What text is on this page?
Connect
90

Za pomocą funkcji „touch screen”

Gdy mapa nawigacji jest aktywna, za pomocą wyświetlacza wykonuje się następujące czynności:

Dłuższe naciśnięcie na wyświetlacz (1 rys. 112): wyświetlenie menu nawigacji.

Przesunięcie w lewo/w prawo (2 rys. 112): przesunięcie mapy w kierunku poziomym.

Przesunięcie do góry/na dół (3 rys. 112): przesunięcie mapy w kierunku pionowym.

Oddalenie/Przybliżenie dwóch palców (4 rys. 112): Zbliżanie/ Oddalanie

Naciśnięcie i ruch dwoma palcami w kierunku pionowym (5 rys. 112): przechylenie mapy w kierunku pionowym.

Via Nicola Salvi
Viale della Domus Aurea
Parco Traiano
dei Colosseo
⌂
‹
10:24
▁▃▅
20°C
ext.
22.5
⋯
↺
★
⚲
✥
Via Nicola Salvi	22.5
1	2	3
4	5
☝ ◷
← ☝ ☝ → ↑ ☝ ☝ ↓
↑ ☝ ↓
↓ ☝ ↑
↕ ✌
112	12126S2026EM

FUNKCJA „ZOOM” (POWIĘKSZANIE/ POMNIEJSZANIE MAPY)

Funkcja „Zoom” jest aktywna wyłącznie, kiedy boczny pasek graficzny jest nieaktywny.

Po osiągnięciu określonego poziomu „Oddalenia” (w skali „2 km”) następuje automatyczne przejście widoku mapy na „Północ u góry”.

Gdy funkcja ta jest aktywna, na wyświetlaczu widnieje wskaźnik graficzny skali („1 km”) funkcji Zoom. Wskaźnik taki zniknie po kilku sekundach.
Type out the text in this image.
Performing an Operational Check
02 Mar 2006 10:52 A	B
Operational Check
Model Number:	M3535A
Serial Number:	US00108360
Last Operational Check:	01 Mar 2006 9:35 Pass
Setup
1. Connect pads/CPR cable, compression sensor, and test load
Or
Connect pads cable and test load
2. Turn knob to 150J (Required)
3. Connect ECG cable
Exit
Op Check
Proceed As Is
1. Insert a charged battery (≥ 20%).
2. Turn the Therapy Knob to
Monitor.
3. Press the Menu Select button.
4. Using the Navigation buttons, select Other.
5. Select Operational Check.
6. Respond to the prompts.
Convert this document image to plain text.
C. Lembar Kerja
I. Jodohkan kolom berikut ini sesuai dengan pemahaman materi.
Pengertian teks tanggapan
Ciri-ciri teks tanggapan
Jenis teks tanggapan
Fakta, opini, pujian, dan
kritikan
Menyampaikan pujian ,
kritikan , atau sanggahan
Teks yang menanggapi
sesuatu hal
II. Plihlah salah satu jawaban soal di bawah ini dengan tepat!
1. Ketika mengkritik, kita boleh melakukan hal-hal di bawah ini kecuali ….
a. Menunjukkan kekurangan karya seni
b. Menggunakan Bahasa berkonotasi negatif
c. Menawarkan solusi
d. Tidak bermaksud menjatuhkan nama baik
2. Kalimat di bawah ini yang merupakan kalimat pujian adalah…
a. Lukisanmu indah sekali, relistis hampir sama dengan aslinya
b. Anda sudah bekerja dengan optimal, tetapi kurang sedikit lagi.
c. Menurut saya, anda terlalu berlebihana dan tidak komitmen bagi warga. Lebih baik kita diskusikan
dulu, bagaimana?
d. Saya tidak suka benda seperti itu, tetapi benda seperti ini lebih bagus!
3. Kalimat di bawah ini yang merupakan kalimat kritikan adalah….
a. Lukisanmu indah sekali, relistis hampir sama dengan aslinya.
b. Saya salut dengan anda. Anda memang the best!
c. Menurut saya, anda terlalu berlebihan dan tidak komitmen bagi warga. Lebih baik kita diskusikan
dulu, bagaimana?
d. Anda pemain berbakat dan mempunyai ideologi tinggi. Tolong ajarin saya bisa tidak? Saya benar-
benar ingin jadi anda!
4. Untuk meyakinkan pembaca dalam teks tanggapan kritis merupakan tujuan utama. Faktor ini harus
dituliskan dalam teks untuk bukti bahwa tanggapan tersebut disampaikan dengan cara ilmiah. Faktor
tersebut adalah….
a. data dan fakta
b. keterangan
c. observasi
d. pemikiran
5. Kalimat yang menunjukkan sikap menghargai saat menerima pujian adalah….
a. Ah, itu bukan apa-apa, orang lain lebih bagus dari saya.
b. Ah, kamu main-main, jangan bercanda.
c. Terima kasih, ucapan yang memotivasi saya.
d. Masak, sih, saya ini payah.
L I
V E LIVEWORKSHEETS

+ + + + + + +

■ WORK INSTRUCTIONS
Your task is to gather every line with the word "przesunięcie" and copy it.

■ RESULT FOR THIS TASK
Przesunięcie w lewo/w prawo (2 rys. 112): przesunięcie mapy w kierunku poziomym.
Przesunięcie do góry/na dół (3 rys. 112): przesunięcie mapy w kierunku pionowym.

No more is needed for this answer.